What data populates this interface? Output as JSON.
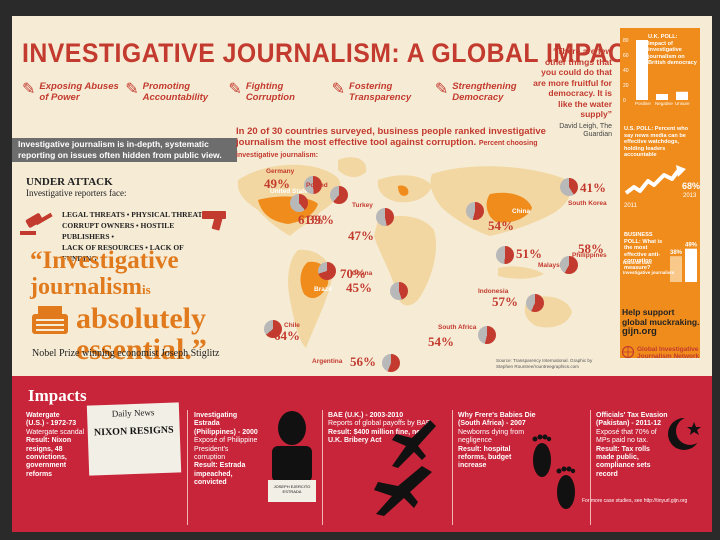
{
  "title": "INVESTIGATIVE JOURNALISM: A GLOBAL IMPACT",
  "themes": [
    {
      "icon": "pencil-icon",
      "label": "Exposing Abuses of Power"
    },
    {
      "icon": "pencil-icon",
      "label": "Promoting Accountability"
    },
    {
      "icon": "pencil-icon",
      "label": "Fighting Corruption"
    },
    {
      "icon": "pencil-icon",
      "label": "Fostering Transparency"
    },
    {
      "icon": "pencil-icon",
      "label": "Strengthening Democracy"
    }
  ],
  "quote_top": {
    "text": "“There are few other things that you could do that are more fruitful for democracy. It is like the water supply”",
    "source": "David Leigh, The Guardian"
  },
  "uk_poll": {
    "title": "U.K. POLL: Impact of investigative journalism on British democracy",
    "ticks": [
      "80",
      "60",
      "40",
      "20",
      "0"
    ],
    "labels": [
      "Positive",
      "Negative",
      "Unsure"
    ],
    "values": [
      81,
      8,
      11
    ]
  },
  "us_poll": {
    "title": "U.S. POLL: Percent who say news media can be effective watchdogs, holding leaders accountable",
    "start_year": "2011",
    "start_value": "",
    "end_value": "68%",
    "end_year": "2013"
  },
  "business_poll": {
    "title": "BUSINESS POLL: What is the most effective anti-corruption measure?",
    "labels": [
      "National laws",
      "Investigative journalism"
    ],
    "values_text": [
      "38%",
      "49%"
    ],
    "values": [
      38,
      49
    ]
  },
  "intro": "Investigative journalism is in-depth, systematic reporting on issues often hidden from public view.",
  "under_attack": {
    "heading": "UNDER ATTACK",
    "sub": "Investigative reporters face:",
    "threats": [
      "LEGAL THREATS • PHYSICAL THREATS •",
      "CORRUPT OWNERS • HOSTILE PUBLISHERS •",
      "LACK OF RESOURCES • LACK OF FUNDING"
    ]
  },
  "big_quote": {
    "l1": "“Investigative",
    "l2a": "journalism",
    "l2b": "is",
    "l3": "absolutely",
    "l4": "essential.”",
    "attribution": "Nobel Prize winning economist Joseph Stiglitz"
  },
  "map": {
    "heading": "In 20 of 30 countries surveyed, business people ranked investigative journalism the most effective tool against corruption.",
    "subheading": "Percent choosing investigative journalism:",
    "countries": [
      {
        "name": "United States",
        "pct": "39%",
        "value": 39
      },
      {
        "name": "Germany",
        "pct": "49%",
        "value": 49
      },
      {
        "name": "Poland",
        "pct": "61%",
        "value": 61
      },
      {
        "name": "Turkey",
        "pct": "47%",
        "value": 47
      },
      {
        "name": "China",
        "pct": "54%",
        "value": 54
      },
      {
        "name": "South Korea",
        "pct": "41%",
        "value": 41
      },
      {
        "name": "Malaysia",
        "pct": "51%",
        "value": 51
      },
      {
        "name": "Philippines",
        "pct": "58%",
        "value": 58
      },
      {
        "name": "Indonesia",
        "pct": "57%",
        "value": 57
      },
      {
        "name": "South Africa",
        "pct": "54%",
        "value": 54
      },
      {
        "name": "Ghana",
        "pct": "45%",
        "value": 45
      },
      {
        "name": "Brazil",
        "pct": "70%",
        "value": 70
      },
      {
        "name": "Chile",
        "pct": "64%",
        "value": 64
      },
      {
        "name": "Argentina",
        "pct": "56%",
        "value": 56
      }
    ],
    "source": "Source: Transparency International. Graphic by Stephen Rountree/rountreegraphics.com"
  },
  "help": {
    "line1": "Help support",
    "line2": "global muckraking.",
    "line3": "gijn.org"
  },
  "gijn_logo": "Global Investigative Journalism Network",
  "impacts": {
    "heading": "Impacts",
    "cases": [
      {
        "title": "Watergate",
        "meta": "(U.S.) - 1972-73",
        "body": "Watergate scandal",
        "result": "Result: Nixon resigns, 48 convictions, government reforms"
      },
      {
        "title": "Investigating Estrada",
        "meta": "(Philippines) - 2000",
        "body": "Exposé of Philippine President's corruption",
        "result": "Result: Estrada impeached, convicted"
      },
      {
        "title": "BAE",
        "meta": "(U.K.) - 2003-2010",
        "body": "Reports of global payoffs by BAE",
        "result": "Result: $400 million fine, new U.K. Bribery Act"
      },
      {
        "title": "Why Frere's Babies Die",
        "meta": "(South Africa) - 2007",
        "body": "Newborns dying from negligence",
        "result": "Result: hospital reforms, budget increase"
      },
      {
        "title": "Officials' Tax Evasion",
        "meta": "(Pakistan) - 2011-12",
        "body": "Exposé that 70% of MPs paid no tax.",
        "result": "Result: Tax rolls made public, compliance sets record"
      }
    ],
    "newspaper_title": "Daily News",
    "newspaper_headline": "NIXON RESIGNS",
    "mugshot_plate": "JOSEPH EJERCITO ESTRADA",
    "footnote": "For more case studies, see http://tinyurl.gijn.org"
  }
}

Aim: Of the lines in the listing above, how many hold the string "more"? Reply with the number only.

Exercise solution: 2